EXERCISE DETAILS:
Copy out the records so that each line matches the original.

EXTRACTED ENTRIES:
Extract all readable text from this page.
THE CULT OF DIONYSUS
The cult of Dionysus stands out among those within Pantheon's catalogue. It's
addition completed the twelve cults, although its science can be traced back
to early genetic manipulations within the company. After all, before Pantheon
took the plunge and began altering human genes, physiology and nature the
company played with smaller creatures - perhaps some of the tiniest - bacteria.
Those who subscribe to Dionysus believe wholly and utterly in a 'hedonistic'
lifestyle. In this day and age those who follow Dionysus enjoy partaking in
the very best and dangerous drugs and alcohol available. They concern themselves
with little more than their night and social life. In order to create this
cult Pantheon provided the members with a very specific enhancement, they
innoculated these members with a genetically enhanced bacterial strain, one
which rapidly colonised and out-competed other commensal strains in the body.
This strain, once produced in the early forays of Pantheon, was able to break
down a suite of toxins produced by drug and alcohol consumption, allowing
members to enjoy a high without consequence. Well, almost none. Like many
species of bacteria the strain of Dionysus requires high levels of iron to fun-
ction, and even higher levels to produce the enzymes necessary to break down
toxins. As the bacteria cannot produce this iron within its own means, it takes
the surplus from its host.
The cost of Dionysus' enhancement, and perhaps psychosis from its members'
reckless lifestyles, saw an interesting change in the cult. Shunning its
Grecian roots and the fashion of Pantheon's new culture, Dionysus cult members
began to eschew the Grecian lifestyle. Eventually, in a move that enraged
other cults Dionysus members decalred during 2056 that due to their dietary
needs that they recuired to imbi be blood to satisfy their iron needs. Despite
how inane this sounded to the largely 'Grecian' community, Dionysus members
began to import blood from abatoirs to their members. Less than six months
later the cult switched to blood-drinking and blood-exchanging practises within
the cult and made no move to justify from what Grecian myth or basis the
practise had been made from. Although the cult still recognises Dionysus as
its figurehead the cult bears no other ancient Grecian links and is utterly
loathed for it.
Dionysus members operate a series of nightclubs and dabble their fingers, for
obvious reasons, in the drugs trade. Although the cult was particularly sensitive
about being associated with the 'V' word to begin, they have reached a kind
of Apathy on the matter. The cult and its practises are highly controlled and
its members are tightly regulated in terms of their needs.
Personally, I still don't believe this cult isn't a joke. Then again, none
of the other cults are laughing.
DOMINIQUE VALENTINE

TASK OUTPUT:
Extract all readable text from this page.
THE CULT OF DIONYSUS
The cult of Dionysus stands out among those within Pantheon's catalogue. It's
addition completed the twelve cults, although its science can be traced back
to early genetic manipulations within the company. After all, before Pantheon
took the plunge and began altering human genes, physiology and nature the
company played with smaller creatures - perhaps some of the tiniest - bacteria.
Those who subscribe to Dionysus believe wholly and utterly in a 'hedonistic'
lifestyle. In this day and age those who follow Dionysus enjoy partaking in
the very best and dangerous drugs and alcohol available. They concern themselves
with little more than their night and social life. In order to create this
cult Pantheon provided the members with a very specific enhancement, they
innoculated these members with a genetically enhanced bacterial strain, one
which rapidly colonised and out-competed other commensal strains in the body.
This strain, once produced in the early forays of Pantheon, was able to break
down a suite of toxins produced by drug and alcohol consumption, allowing
members to enjoy a high without consequence. Well, almost none. Like many
species of bacteria the strain of Dionysus requires high levels of iron to fun-
ction, and even higher levels to produce the enzymes necessary to break down
toxins. As the bacteria cannot produce this iron within its own means, it takes
the surplus from its host.
The cost of Dionysus' enhancement, and perhaps psychosis from its members'
reckless lifestyles, saw an interesting change in the cult. Shunning its
Grecian roots and the fashion of Pantheon's new culture, Dionysus cult members
began to eschew the Grecian lifestyle. Eventually, in a move that enraged
other cults Dionysus members decalred during 2056 that due to their dietary
needs that they recuired to imbi be blood to satisfy their iron needs. Despite
how inane this sounded to the largely 'Grecian' community, Dionysus members
began to import blood from abatoirs to their members. Less than six months
later the cult switched to blood-drinking and blood-exchanging practises within
the cult and made no move to justify from what Grecian myth or basis the
practise had been made from. Although the cult still recognises Dionysus as
its figurehead the cult bears no other ancient Grecian links and is utterly
loathed for it.
Dionysus members operate a series of nightclubs and dabble their fingers, for
obvious reasons, in the drugs trade. Although the cult was particularly sensitive
about being associated with the 'V' word to begin, they have reached a kind
of Apathy on the matter. The cult and its practises are highly controlled and
its members are tightly regulated in terms of their needs.
Personally, I still don't believe this cult isn't a joke. Then again, none
of the other cults are laughing.
DOMINIQUE VALENTINE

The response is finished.